Stored entries:
━━━━━━━━━━━━━━━━━━━━━━━━━━━━━━
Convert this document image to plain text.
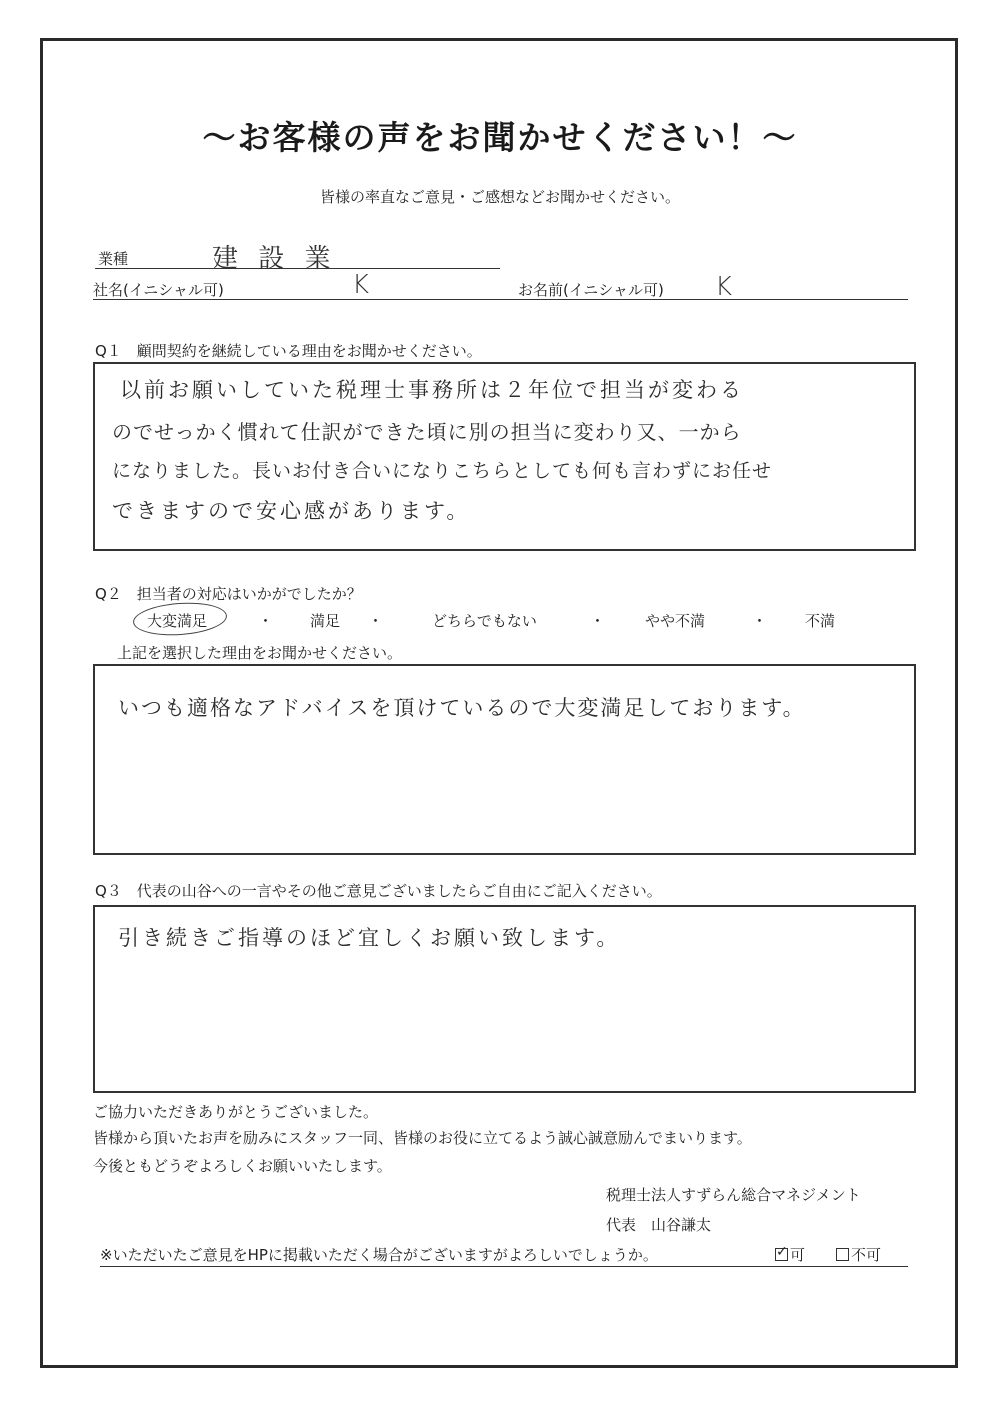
～お客様の声をお聞かせください！～
皆様の率直なご意見・ご感想などお聞かせください。
業種	建 設 業
社名(イニシャル可)	K	お名前(イニシャル可) K
Q１　顧問契約を継続している理由をお聞かせください。
以前お願いしていた税理士事務所は２年位で担当が変わる
のでせっかく慣れて仕訳ができた頃に別の担当に変わり又、一から
になりました。長いお付き合いになりこちらとしても何も言わずにお任せ
できますので安心感があります。
Q２　担当者の対応はいかがでしたか？
大変満足	・ 満足 ・	どちらでもない	・	やや不満	・	不満
上記を選択した理由をお聞かせください。
いつも適格なアドバイスを頂けているので大変満足しております。
Q３　代表の山谷への一言やその他ご意見ございましたらご自由にご記入ください。
引き続きご指導のほど宜しくお願い致します。
ご協力いただきありがとうございました。
皆様から頂いたお声を励みにスタッフ一同、皆様のお役に立てるよう誠心誠意励んでまいります。
今後ともどうぞよろしくお願いいたします。
税理士法人すずらん総合マネジメント
代表　山谷謙太
※いただいたご意見をHPに掲載いただく場合がございますがよろしいでしょうか。
✓	可	不可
━━━━━━━━━━━━━━━━━━━━━━━━━━━━━━
Omit any images, then output the listing exactly.

Convert this document image to plain text.
～お客様の声をお聞かせください！～
皆様の率直なご意見・ご感想などお聞かせください。
業種	建 設 業
社名(イニシャル可)	K	お名前(イニシャル可) K
Q１　顧問契約を継続している理由をお聞かせください。
以前お願いしていた税理士事務所は２年位で担当が変わる
のでせっかく慣れて仕訳ができた頃に別の担当に変わり又、一から
になりました。長いお付き合いになりこちらとしても何も言わずにお任せ
できますので安心感があります。
Q２　担当者の対応はいかがでしたか？
大変満足	・ 満足 ・	どちらでもない	・	やや不満	・	不満
上記を選択した理由をお聞かせください。
いつも適格なアドバイスを頂けているので大変満足しております。
Q３　代表の山谷への一言やその他ご意見ございましたらご自由にご記入ください。
引き続きご指導のほど宜しくお願い致します。
ご協力いただきありがとうございました。
皆様から頂いたお声を励みにスタッフ一同、皆様のお役に立てるよう誠心誠意励んでまいります。
今後ともどうぞよろしくお願いいたします。
税理士法人すずらん総合マネジメント
代表　山谷謙太
※いただいたご意見をHPに掲載いただく場合がございますがよろしいでしょうか。
✓	可	不可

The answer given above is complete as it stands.